■ **Records of document pages and text**
>>>

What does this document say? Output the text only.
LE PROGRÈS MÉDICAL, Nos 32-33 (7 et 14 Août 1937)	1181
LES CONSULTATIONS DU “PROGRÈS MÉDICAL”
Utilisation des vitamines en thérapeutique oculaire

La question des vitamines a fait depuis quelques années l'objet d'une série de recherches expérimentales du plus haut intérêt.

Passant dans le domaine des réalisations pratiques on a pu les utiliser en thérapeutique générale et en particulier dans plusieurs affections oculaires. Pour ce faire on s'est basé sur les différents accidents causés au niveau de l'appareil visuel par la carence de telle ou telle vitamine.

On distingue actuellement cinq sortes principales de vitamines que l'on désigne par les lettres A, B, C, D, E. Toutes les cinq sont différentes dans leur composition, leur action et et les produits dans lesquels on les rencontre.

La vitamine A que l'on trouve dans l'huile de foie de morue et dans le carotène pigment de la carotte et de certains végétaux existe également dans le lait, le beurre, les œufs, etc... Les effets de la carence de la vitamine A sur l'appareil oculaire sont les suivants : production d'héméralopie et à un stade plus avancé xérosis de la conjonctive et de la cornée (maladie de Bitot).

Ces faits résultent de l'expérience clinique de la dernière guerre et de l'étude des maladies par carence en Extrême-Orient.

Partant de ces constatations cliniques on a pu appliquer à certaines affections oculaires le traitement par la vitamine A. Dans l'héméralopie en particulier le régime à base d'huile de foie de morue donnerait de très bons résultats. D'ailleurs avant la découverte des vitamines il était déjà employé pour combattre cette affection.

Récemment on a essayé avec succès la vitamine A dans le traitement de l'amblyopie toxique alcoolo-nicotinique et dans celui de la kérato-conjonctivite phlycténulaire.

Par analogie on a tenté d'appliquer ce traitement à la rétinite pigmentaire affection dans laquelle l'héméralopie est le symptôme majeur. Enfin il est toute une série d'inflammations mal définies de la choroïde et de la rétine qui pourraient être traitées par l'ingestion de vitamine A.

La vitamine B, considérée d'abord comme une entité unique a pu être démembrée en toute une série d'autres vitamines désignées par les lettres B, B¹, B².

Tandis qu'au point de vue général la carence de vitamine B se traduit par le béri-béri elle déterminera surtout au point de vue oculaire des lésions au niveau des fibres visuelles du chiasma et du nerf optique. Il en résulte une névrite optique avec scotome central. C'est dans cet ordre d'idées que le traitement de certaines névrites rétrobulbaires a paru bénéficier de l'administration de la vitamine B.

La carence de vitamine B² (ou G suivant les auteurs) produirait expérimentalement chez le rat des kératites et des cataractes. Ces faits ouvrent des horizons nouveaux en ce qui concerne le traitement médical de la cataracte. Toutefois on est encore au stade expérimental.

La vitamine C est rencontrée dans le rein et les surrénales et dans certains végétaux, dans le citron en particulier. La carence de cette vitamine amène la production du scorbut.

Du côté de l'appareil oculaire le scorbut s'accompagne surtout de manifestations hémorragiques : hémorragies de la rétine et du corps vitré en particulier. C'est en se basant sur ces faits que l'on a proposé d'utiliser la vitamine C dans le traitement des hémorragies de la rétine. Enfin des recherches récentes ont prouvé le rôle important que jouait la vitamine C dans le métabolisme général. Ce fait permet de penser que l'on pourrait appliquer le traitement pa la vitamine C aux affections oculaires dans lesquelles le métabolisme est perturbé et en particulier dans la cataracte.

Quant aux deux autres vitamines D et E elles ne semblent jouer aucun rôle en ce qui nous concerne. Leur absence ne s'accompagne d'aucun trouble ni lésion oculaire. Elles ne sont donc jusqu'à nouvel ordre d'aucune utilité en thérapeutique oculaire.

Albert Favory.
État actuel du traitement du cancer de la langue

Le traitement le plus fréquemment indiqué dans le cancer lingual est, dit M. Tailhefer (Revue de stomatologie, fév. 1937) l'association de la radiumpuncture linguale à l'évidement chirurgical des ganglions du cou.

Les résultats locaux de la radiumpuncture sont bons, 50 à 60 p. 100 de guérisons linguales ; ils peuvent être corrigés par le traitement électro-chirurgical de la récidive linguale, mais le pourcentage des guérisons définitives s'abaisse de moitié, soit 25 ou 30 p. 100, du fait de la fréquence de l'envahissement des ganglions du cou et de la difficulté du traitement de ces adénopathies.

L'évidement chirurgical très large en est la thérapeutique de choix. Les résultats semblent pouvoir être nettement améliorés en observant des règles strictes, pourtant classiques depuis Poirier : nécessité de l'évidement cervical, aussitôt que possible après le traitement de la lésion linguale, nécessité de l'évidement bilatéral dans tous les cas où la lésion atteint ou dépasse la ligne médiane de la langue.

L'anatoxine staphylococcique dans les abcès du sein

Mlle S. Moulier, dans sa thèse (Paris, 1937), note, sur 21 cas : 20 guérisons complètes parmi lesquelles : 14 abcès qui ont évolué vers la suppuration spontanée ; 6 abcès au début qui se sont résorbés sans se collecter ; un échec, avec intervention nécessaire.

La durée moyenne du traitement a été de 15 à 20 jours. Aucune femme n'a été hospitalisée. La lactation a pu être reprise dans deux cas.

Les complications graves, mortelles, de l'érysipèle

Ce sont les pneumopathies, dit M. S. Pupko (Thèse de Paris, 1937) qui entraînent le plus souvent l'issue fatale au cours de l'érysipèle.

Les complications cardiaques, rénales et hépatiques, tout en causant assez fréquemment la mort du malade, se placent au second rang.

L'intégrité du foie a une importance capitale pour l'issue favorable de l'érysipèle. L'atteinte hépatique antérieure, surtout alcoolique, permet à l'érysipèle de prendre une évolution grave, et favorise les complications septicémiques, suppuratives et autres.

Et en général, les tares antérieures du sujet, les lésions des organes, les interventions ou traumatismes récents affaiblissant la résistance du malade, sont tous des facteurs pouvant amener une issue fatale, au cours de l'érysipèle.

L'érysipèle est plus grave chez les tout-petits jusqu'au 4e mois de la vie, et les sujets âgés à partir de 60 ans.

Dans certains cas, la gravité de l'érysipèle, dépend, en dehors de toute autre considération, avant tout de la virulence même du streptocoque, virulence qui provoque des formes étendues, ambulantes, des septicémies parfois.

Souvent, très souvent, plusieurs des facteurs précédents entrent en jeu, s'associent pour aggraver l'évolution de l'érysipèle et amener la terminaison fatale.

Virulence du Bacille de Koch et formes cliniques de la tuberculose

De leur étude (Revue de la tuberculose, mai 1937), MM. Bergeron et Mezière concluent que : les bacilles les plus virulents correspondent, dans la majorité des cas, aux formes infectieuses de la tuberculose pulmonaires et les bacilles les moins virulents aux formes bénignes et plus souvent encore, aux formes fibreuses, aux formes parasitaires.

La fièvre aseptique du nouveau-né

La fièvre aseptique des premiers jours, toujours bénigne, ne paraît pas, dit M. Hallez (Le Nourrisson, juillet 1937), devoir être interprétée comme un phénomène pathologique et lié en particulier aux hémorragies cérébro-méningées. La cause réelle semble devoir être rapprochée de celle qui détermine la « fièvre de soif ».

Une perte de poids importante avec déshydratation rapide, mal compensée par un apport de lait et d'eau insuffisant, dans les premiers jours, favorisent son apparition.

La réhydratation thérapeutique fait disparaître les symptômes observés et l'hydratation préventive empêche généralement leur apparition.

<<<

■ **PROBLEM REQUIREMENTS**
Reproduce each record exactly, leaving nothing out.

■ **EXERCISE RESPONSE**
What does this document say? Output the text only.
LE PROGRÈS MÉDICAL, Nos 32-33 (7 et 14 Août 1937)	1181
LES CONSULTATIONS DU “PROGRÈS MÉDICAL”
Utilisation des vitamines en thérapeutique oculaire

La question des vitamines a fait depuis quelques années l'objet d'une série de recherches expérimentales du plus haut intérêt.

Passant dans le domaine des réalisations pratiques on a pu les utiliser en thérapeutique générale et en particulier dans plusieurs affections oculaires. Pour ce faire on s'est basé sur les différents accidents causés au niveau de l'appareil visuel par la carence de telle ou telle vitamine.

On distingue actuellement cinq sortes principales de vitamines que l'on désigne par les lettres A, B, C, D, E. Toutes les cinq sont différentes dans leur composition, leur action et et les produits dans lesquels on les rencontre.

La vitamine A que l'on trouve dans l'huile de foie de morue et dans le carotène pigment de la carotte et de certains végétaux existe également dans le lait, le beurre, les œufs, etc... Les effets de la carence de la vitamine A sur l'appareil oculaire sont les suivants : production d'héméralopie et à un stade plus avancé xérosis de la conjonctive et de la cornée (maladie de Bitot).

Ces faits résultent de l'expérience clinique de la dernière guerre et de l'étude des maladies par carence en Extrême-Orient.

Partant de ces constatations cliniques on a pu appliquer à certaines affections oculaires le traitement par la vitamine A. Dans l'héméralopie en particulier le régime à base d'huile de foie de morue donnerait de très bons résultats. D'ailleurs avant la découverte des vitamines il était déjà employé pour combattre cette affection.

Récemment on a essayé avec succès la vitamine A dans le traitement de l'amblyopie toxique alcoolo-nicotinique et dans celui de la kérato-conjonctivite phlycténulaire.

Par analogie on a tenté d'appliquer ce traitement à la rétinite pigmentaire affection dans laquelle l'héméralopie est le symptôme majeur. Enfin il est toute une série d'inflammations mal définies de la choroïde et de la rétine qui pourraient être traitées par l'ingestion de vitamine A.

La vitamine B, considérée d'abord comme une entité unique a pu être démembrée en toute une série d'autres vitamines désignées par les lettres B, B¹, B².

Tandis qu'au point de vue général la carence de vitamine B se traduit par le béri-béri elle déterminera surtout au point de vue oculaire des lésions au niveau des fibres visuelles du chiasma et du nerf optique. Il en résulte une névrite optique avec scotome central. C'est dans cet ordre d'idées que le traitement de certaines névrites rétrobulbaires a paru bénéficier de l'administration de la vitamine B.

La carence de vitamine B² (ou G suivant les auteurs) produirait expérimentalement chez le rat des kératites et des cataractes. Ces faits ouvrent des horizons nouveaux en ce qui concerne le traitement médical de la cataracte. Toutefois on est encore au stade expérimental.

La vitamine C est rencontrée dans le rein et les surrénales et dans certains végétaux, dans le citron en particulier. La carence de cette vitamine amène la production du scorbut.

Du côté de l'appareil oculaire le scorbut s'accompagne surtout de manifestations hémorragiques : hémorragies de la rétine et du corps vitré en particulier. C'est en se basant sur ces faits que l'on a proposé d'utiliser la vitamine C dans le traitement des hémorragies de la rétine. Enfin des recherches récentes ont prouvé le rôle important que jouait la vitamine C dans le métabolisme général. Ce fait permet de penser que l'on pourrait appliquer le traitement pa la vitamine C aux affections oculaires dans lesquelles le métabolisme est perturbé et en particulier dans la cataracte.

Quant aux deux autres vitamines D et E elles ne semblent jouer aucun rôle en ce qui nous concerne. Leur absence ne s'accompagne d'aucun trouble ni lésion oculaire. Elles ne sont donc jusqu'à nouvel ordre d'aucune utilité en thérapeutique oculaire.

Albert Favory.
État actuel du traitement du cancer de la langue

Le traitement le plus fréquemment indiqué dans le cancer lingual est, dit M. Tailhefer (Revue de stomatologie, fév. 1937) l'association de la radiumpuncture linguale à l'évidement chirurgical des ganglions du cou.

Les résultats locaux de la radiumpuncture sont bons, 50 à 60 p. 100 de guérisons linguales ; ils peuvent être corrigés par le traitement électro-chirurgical de la récidive linguale, mais le pourcentage des guérisons définitives s'abaisse de moitié, soit 25 ou 30 p. 100, du fait de la fréquence de l'envahissement des ganglions du cou et de la difficulté du traitement de ces adénopathies.

L'évidement chirurgical très large en est la thérapeutique de choix. Les résultats semblent pouvoir être nettement améliorés en observant des règles strictes, pourtant classiques depuis Poirier : nécessité de l'évidement cervical, aussitôt que possible après le traitement de la lésion linguale, nécessité de l'évidement bilatéral dans tous les cas où la lésion atteint ou dépasse la ligne médiane de la langue.

L'anatoxine staphylococcique dans les abcès du sein

Mlle S. Moulier, dans sa thèse (Paris, 1937), note, sur 21 cas : 20 guérisons complètes parmi lesquelles : 14 abcès qui ont évolué vers la suppuration spontanée ; 6 abcès au début qui se sont résorbés sans se collecter ; un échec, avec intervention nécessaire.

La durée moyenne du traitement a été de 15 à 20 jours. Aucune femme n'a été hospitalisée. La lactation a pu être reprise dans deux cas.

Les complications graves, mortelles, de l'érysipèle

Ce sont les pneumopathies, dit M. S. Pupko (Thèse de Paris, 1937) qui entraînent le plus souvent l'issue fatale au cours de l'érysipèle.

Les complications cardiaques, rénales et hépatiques, tout en causant assez fréquemment la mort du malade, se placent au second rang.

L'intégrité du foie a une importance capitale pour l'issue favorable de l'érysipèle. L'atteinte hépatique antérieure, surtout alcoolique, permet à l'érysipèle de prendre une évolution grave, et favorise les complications septicémiques, suppuratives et autres.

Et en général, les tares antérieures du sujet, les lésions des organes, les interventions ou traumatismes récents affaiblissant la résistance du malade, sont tous des facteurs pouvant amener une issue fatale, au cours de l'érysipèle.

L'érysipèle est plus grave chez les tout-petits jusqu'au 4e mois de la vie, et les sujets âgés à partir de 60 ans.

Dans certains cas, la gravité de l'érysipèle, dépend, en dehors de toute autre considération, avant tout de la virulence même du streptocoque, virulence qui provoque des formes étendues, ambulantes, des septicémies parfois.

Souvent, très souvent, plusieurs des facteurs précédents entrent en jeu, s'associent pour aggraver l'évolution de l'érysipèle et amener la terminaison fatale.

Virulence du Bacille de Koch et formes cliniques de la tuberculose

De leur étude (Revue de la tuberculose, mai 1937), MM. Bergeron et Mezière concluent que : les bacilles les plus virulents correspondent, dans la majorité des cas, aux formes infectieuses de la tuberculose pulmonaires et les bacilles les moins virulents aux formes bénignes et plus souvent encore, aux formes fibreuses, aux formes parasitaires.

La fièvre aseptique du nouveau-né

La fièvre aseptique des premiers jours, toujours bénigne, ne paraît pas, dit M. Hallez (Le Nourrisson, juillet 1937), devoir être interprétée comme un phénomène pathologique et lié en particulier aux hémorragies cérébro-méningées. La cause réelle semble devoir être rapprochée de celle qui détermine la « fièvre de soif ».

Une perte de poids importante avec déshydratation rapide, mal compensée par un apport de lait et d'eau insuffisant, dans les premiers jours, favorisent son apparition.

La réhydratation thérapeutique fait disparaître les symptômes observés et l'hydratation préventive empêche généralement leur apparition.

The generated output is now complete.